[INPUT RECORDS]
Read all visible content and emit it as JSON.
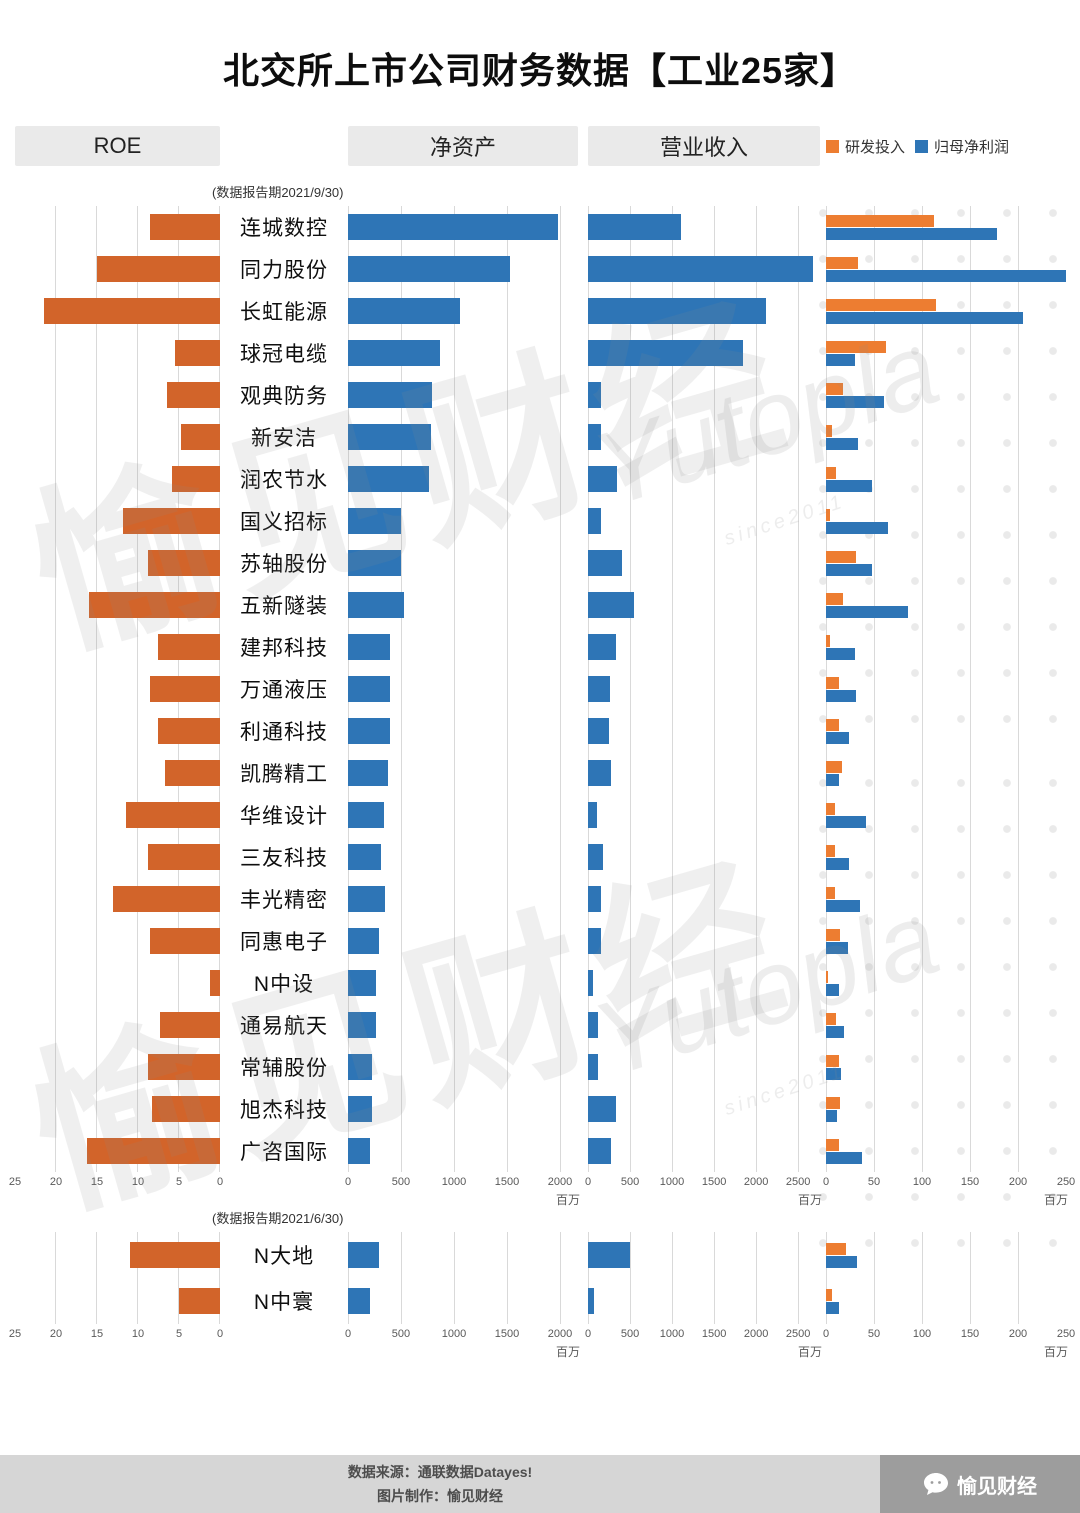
{
  "page": {
    "title": "北交所上市公司财务数据【工业25家】",
    "footer": {
      "source_line": "数据来源：通联数据Datayes!",
      "credit_line": "图片制作：愉见财经",
      "logo_text": "愉见财经"
    },
    "watermarks": {
      "cn": "愉见财经",
      "en": "Yutopla",
      "en_sub": "since2011"
    }
  },
  "header": {
    "col_roe": "ROE",
    "col_net": "净资产",
    "col_rev": "营业收入",
    "legend": [
      {
        "label": "研发投入",
        "color": "#ED7D31"
      },
      {
        "label": "归母净利润",
        "color": "#2E75B6"
      }
    ]
  },
  "colors": {
    "bar_orange": "#D2642A",
    "bar_blue": "#2E75B6",
    "legend_orange": "#ED7D31",
    "legend_blue": "#2E75B6",
    "header_band": "#eaeaea",
    "gridline": "#d9d9d9",
    "footer_band": "#d6d6d6",
    "footer_logo_band": "#9d9d9d"
  },
  "chart_data": {
    "type": "bar",
    "title": "北交所上市公司财务数据【工业25家】",
    "unit_label": "百万",
    "legend": [
      "研发投入",
      "归母净利润"
    ],
    "axes": {
      "roe": {
        "label": "ROE",
        "ticks": [
          25,
          20,
          15,
          10,
          5,
          0
        ],
        "max": 25,
        "reversed": true
      },
      "net_assets": {
        "label": "净资产",
        "ticks": [
          0,
          500,
          1000,
          1500,
          2000
        ],
        "max": 2170,
        "unit": "百万"
      },
      "revenue": {
        "label": "营业收入",
        "ticks": [
          0,
          500,
          1000,
          1500,
          2000,
          2500
        ],
        "max": 2760,
        "unit": "百万"
      },
      "rd_profit": {
        "label": "研发投入/归母净利润",
        "ticks": [
          0,
          50,
          100,
          150,
          200,
          250
        ],
        "max": 250,
        "unit": "百万"
      }
    },
    "groups": [
      {
        "period_note": "(数据报告期2021/9/30)",
        "companies": [
          {
            "name": "连城数控",
            "roe": 8.5,
            "net_assets": 1980,
            "revenue": 1100,
            "rd": 112,
            "profit": 178
          },
          {
            "name": "同力股份",
            "roe": 15.0,
            "net_assets": 1530,
            "revenue": 2680,
            "rd": 33,
            "profit": 250
          },
          {
            "name": "长虹能源",
            "roe": 21.5,
            "net_assets": 1060,
            "revenue": 2120,
            "rd": 115,
            "profit": 205
          },
          {
            "name": "球冠电缆",
            "roe": 5.5,
            "net_assets": 870,
            "revenue": 1840,
            "rd": 62,
            "profit": 30
          },
          {
            "name": "观典防务",
            "roe": 6.5,
            "net_assets": 790,
            "revenue": 150,
            "rd": 18,
            "profit": 60
          },
          {
            "name": "新安洁",
            "roe": 4.8,
            "net_assets": 780,
            "revenue": 160,
            "rd": 6,
            "profit": 33
          },
          {
            "name": "润农节水",
            "roe": 5.9,
            "net_assets": 760,
            "revenue": 350,
            "rd": 10,
            "profit": 48
          },
          {
            "name": "国义招标",
            "roe": 11.8,
            "net_assets": 500,
            "revenue": 150,
            "rd": 4,
            "profit": 65
          },
          {
            "name": "苏轴股份",
            "roe": 8.8,
            "net_assets": 500,
            "revenue": 400,
            "rd": 31,
            "profit": 48
          },
          {
            "name": "五新隧装",
            "roe": 16.0,
            "net_assets": 530,
            "revenue": 550,
            "rd": 18,
            "profit": 85
          },
          {
            "name": "建邦科技",
            "roe": 7.6,
            "net_assets": 400,
            "revenue": 330,
            "rd": 4,
            "profit": 30
          },
          {
            "name": "万通液压",
            "roe": 8.5,
            "net_assets": 400,
            "revenue": 260,
            "rd": 13,
            "profit": 31
          },
          {
            "name": "利通科技",
            "roe": 7.6,
            "net_assets": 400,
            "revenue": 250,
            "rd": 13,
            "profit": 24
          },
          {
            "name": "凯腾精工",
            "roe": 6.7,
            "net_assets": 380,
            "revenue": 270,
            "rd": 17,
            "profit": 13
          },
          {
            "name": "华维设计",
            "roe": 11.5,
            "net_assets": 340,
            "revenue": 110,
            "rd": 9,
            "profit": 42
          },
          {
            "name": "三友科技",
            "roe": 8.8,
            "net_assets": 310,
            "revenue": 180,
            "rd": 9,
            "profit": 24
          },
          {
            "name": "丰光精密",
            "roe": 13.0,
            "net_assets": 350,
            "revenue": 150,
            "rd": 9,
            "profit": 35
          },
          {
            "name": "同惠电子",
            "roe": 8.5,
            "net_assets": 290,
            "revenue": 150,
            "rd": 15,
            "profit": 23
          },
          {
            "name": "N中设",
            "roe": 1.2,
            "net_assets": 260,
            "revenue": 60,
            "rd": 2,
            "profit": 13
          },
          {
            "name": "通易航天",
            "roe": 7.3,
            "net_assets": 260,
            "revenue": 120,
            "rd": 10,
            "profit": 19
          },
          {
            "name": "常辅股份",
            "roe": 8.8,
            "net_assets": 230,
            "revenue": 120,
            "rd": 13,
            "profit": 16
          },
          {
            "name": "旭杰科技",
            "roe": 8.3,
            "net_assets": 230,
            "revenue": 330,
            "rd": 15,
            "profit": 11
          },
          {
            "name": "广咨国际",
            "roe": 16.2,
            "net_assets": 210,
            "revenue": 270,
            "rd": 13,
            "profit": 37
          }
        ]
      },
      {
        "period_note": "(数据报告期2021/6/30)",
        "companies": [
          {
            "name": "N大地",
            "roe": 11.0,
            "net_assets": 290,
            "revenue": 500,
            "rd": 21,
            "profit": 32
          },
          {
            "name": "N中寰",
            "roe": 5.0,
            "net_assets": 210,
            "revenue": 70,
            "rd": 6,
            "profit": 14
          }
        ]
      }
    ]
  }
}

[WHAT YOU ARE ASKED TO DO] Make a word-for-word copy of the entries, without any pictures.

[WRITTEN REPLY]
Read all visible content and emit it as JSON.
{
  "page": {
    "title": "北交所上市公司财务数据【工业25家】",
    "footer": {
      "source_line": "数据来源：通联数据Datayes!",
      "credit_line": "图片制作：愉见财经",
      "logo_text": "愉见财经"
    },
    "watermarks": {
      "cn": "愉见财经",
      "en": "Yutopla",
      "en_sub": "since2011"
    }
  },
  "header": {
    "col_roe": "ROE",
    "col_net": "净资产",
    "col_rev": "营业收入",
    "legend": [
      {
        "label": "研发投入",
        "color": "#ED7D31"
      },
      {
        "label": "归母净利润",
        "color": "#2E75B6"
      }
    ]
  },
  "colors": {
    "bar_orange": "#D2642A",
    "bar_blue": "#2E75B6",
    "legend_orange": "#ED7D31",
    "legend_blue": "#2E75B6",
    "header_band": "#eaeaea",
    "gridline": "#d9d9d9",
    "footer_band": "#d6d6d6",
    "footer_logo_band": "#9d9d9d"
  },
  "chart_data": {
    "type": "bar",
    "title": "北交所上市公司财务数据【工业25家】",
    "unit_label": "百万",
    "legend": [
      "研发投入",
      "归母净利润"
    ],
    "axes": {
      "roe": {
        "label": "ROE",
        "ticks": [
          25,
          20,
          15,
          10,
          5,
          0
        ],
        "max": 25,
        "reversed": true
      },
      "net_assets": {
        "label": "净资产",
        "ticks": [
          0,
          500,
          1000,
          1500,
          2000
        ],
        "max": 2170,
        "unit": "百万"
      },
      "revenue": {
        "label": "营业收入",
        "ticks": [
          0,
          500,
          1000,
          1500,
          2000,
          2500
        ],
        "max": 2760,
        "unit": "百万"
      },
      "rd_profit": {
        "label": "研发投入/归母净利润",
        "ticks": [
          0,
          50,
          100,
          150,
          200,
          250
        ],
        "max": 250,
        "unit": "百万"
      }
    },
    "groups": [
      {
        "period_note": "(数据报告期2021/9/30)",
        "companies": [
          {
            "name": "连城数控",
            "roe": 8.5,
            "net_assets": 1980,
            "revenue": 1100,
            "rd": 112,
            "profit": 178
          },
          {
            "name": "同力股份",
            "roe": 15.0,
            "net_assets": 1530,
            "revenue": 2680,
            "rd": 33,
            "profit": 250
          },
          {
            "name": "长虹能源",
            "roe": 21.5,
            "net_assets": 1060,
            "revenue": 2120,
            "rd": 115,
            "profit": 205
          },
          {
            "name": "球冠电缆",
            "roe": 5.5,
            "net_assets": 870,
            "revenue": 1840,
            "rd": 62,
            "profit": 30
          },
          {
            "name": "观典防务",
            "roe": 6.5,
            "net_assets": 790,
            "revenue": 150,
            "rd": 18,
            "profit": 60
          },
          {
            "name": "新安洁",
            "roe": 4.8,
            "net_assets": 780,
            "revenue": 160,
            "rd": 6,
            "profit": 33
          },
          {
            "name": "润农节水",
            "roe": 5.9,
            "net_assets": 760,
            "revenue": 350,
            "rd": 10,
            "profit": 48
          },
          {
            "name": "国义招标",
            "roe": 11.8,
            "net_assets": 500,
            "revenue": 150,
            "rd": 4,
            "profit": 65
          },
          {
            "name": "苏轴股份",
            "roe": 8.8,
            "net_assets": 500,
            "revenue": 400,
            "rd": 31,
            "profit": 48
          },
          {
            "name": "五新隧装",
            "roe": 16.0,
            "net_assets": 530,
            "revenue": 550,
            "rd": 18,
            "profit": 85
          },
          {
            "name": "建邦科技",
            "roe": 7.6,
            "net_assets": 400,
            "revenue": 330,
            "rd": 4,
            "profit": 30
          },
          {
            "name": "万通液压",
            "roe": 8.5,
            "net_assets": 400,
            "revenue": 260,
            "rd": 13,
            "profit": 31
          },
          {
            "name": "利通科技",
            "roe": 7.6,
            "net_assets": 400,
            "revenue": 250,
            "rd": 13,
            "profit": 24
          },
          {
            "name": "凯腾精工",
            "roe": 6.7,
            "net_assets": 380,
            "revenue": 270,
            "rd": 17,
            "profit": 13
          },
          {
            "name": "华维设计",
            "roe": 11.5,
            "net_assets": 340,
            "revenue": 110,
            "rd": 9,
            "profit": 42
          },
          {
            "name": "三友科技",
            "roe": 8.8,
            "net_assets": 310,
            "revenue": 180,
            "rd": 9,
            "profit": 24
          },
          {
            "name": "丰光精密",
            "roe": 13.0,
            "net_assets": 350,
            "revenue": 150,
            "rd": 9,
            "profit": 35
          },
          {
            "name": "同惠电子",
            "roe": 8.5,
            "net_assets": 290,
            "revenue": 150,
            "rd": 15,
            "profit": 23
          },
          {
            "name": "N中设",
            "roe": 1.2,
            "net_assets": 260,
            "revenue": 60,
            "rd": 2,
            "profit": 13
          },
          {
            "name": "通易航天",
            "roe": 7.3,
            "net_assets": 260,
            "revenue": 120,
            "rd": 10,
            "profit": 19
          },
          {
            "name": "常辅股份",
            "roe": 8.8,
            "net_assets": 230,
            "revenue": 120,
            "rd": 13,
            "profit": 16
          },
          {
            "name": "旭杰科技",
            "roe": 8.3,
            "net_assets": 230,
            "revenue": 330,
            "rd": 15,
            "profit": 11
          },
          {
            "name": "广咨国际",
            "roe": 16.2,
            "net_assets": 210,
            "revenue": 270,
            "rd": 13,
            "profit": 37
          }
        ]
      },
      {
        "period_note": "(数据报告期2021/6/30)",
        "companies": [
          {
            "name": "N大地",
            "roe": 11.0,
            "net_assets": 290,
            "revenue": 500,
            "rd": 21,
            "profit": 32
          },
          {
            "name": "N中寰",
            "roe": 5.0,
            "net_assets": 210,
            "revenue": 70,
            "rd": 6,
            "profit": 14
          }
        ]
      }
    ]
  }
}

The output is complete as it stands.